**What this task involves:** In the passage on Latin grammar below, translate this sentence into French: "Many Latin forms differ only by a macron."

**Given passage:**
————————
The dog bites the man.We know that The dog is the subject and that the man is the direct object because of where they fall in the word order in the sentence. If we changed the order, we would change the meaning of the sentence.
The man bites the dog.This second sentence means something entirely other than the first. The man is now the subject and the dog is now the object. We can change it even further.
The man the dog bit.Now, the dog bit is a modifier explaining which man we are talking about. And if we change the order significantly enough, the sentence may not even make sense.
Bit the dog the man.Admittedly, there are some people who might understand the last of these sentences. I suspect that most of those people are mrgoat.
Verbs in Latin are modified in five aspects in order to designate their grammatical function: person, number, tense, mood, and voice. Person, in Latin corresponds to English use of first, second and third persons. Number, again as in English, varies between singular and plural. These two characteristics will always agree with the subject of the sentence. The remaining three attributes inform how the verb is to be used in a sentence. For the first few chapters, Wheelock holds these latter three aspects constant save for a brief discussion of imperative rather than indicative moods.
Another thing that mystifies many newcomers to Latin is that the subject of the sentence is often implied. A verb unaccompanied by a separate subject in Latin, it can be assumed to have a personal pronoun that matches in number and person as its subject. One only needs to actually insert a pronoun as the subject for stylistic reasons. For example, Descartes infamous statement: Cogitō ergo sum is translated as ``I think, therefore, I am,'' but the Latin does not actually employ a personal pronoun as English requires. Rather, the fact that the verbs cogitō and sum are in their first person, singular form implies the I.
To make things more complex, Latin has not one but four different conjugations. Chapter one of Wheelock introduces the verbs laudō and moneō as paradigmatic for the first and second conjugations respectively. Unfortunately, the student of Latin will eventually need to memorize each of the four conjugations. The first two conjugations, however, are relatively simple. The present, active, indicative declension of laudō and moneō follow.
laudō (I praise)
laudās (you praise)
laudāt (he/she/it praises)
laudāmus (we praise)
laudātis (y'all praise)
laudant (they praise)
moneō (I advise)
monēs (you advise)
monet (he/she/it advises)
monēmus (we advise)
monētis (y'all advise)
monent (they advise)
There are a few important things to point out here. The first is that first person singular first and second conjugation verbs can end in -m rather than -ō. The second is that it is critical to memorize the macrons. Many Latin forms differ only by a macron. (Wheelock's text will also have accent marks. Feel free to ignore or memorize these at your convenience.) The last is that note that the third person forms have no macron on the final vowel like the other forms. This is not because they are third person. Rather, this is because Latin shortens vowels (drops the macron) before the letters m, r and t if they appear at the end of a word and before the letter combinations nt and nd regardless of where they appear in a word.
There is a study tip that bears pointing out. In Wheelock, dictionary entries for verbs give several principle parts of the verb. For example, the entry for laudō looks like:
laudō, laudāre, laudāvī, laudātum
- first person singular, present, indicative, active
- present, active, infinitive
- first person, singular, perfect, indicative, active
- neuter, passive, active, singular, participle
Lastly, there are three keys to learning any language: repetition, repetition, and repetition. For some people, the easiest way to do this is through flash cards. I, myself, prefer writing. Rather than making flash cards for the verb forms or the vocabulary, I will write each out over and over again until I can write them all from memory. This is painstaking. It is tedious. It also burns the words and the word forms deep into the base of my brain.
————————
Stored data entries
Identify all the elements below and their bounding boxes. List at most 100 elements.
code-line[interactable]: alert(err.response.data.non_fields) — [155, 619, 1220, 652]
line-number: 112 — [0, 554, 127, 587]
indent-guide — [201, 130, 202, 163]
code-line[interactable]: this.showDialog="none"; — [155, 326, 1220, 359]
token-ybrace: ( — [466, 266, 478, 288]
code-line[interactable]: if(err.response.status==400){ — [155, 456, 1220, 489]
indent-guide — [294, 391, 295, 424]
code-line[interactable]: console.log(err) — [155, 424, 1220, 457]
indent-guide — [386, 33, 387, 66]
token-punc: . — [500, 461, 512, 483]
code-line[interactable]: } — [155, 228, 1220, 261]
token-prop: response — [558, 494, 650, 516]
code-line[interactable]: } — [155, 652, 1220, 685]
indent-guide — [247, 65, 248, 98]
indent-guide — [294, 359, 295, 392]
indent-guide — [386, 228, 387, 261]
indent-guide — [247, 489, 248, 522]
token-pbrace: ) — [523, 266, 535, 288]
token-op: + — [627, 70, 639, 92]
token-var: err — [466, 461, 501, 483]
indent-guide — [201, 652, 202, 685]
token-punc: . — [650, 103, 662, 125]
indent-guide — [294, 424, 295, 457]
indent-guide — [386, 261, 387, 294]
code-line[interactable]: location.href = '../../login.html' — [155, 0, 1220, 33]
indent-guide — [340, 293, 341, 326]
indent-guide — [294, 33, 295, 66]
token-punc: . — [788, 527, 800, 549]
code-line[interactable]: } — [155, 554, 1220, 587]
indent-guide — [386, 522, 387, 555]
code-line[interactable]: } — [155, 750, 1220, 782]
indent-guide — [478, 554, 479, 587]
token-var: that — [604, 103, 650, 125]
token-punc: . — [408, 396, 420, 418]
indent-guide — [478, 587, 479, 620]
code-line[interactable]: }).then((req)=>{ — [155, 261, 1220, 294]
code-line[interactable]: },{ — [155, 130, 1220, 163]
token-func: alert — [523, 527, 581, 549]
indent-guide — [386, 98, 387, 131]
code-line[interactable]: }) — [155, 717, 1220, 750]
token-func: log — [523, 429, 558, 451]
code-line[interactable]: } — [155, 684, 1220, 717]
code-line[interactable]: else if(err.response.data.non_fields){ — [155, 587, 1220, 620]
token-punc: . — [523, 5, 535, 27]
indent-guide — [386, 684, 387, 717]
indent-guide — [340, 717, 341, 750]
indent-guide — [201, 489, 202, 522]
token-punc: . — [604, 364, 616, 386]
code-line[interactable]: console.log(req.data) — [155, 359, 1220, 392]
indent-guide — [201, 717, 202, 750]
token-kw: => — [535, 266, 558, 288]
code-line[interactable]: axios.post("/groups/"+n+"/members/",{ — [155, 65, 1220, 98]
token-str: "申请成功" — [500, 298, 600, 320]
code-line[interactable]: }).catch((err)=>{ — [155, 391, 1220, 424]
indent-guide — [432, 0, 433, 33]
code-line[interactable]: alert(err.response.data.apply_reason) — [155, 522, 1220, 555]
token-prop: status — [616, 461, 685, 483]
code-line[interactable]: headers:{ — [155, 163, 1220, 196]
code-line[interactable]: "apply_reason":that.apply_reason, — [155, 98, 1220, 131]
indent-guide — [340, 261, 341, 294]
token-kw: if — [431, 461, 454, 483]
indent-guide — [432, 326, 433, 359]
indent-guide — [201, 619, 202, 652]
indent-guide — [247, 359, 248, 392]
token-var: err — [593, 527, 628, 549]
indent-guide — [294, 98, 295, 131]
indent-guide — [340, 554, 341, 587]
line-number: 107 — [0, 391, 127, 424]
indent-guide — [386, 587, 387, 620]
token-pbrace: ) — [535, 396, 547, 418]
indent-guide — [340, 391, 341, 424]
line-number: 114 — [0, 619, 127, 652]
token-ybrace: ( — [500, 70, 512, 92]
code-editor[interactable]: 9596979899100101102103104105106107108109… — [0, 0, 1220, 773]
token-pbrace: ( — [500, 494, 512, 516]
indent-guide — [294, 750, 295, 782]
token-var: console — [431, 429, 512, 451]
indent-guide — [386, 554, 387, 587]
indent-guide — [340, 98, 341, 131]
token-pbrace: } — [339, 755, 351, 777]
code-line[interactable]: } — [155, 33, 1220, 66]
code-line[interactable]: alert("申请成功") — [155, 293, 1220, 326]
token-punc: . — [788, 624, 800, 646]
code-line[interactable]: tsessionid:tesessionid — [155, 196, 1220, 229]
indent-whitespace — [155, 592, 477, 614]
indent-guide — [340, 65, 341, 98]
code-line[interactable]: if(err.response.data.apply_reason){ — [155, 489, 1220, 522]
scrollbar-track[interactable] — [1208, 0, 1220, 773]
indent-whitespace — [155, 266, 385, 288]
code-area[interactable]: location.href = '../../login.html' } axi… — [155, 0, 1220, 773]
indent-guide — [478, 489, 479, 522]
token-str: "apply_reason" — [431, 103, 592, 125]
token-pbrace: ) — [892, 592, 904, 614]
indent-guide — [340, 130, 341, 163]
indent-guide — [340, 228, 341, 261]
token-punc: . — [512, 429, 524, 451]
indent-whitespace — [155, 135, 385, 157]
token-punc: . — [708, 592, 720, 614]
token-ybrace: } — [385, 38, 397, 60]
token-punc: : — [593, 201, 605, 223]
————————
**Answer to the problem:** De nombreuses formes latines ne diffèrent que par un macron.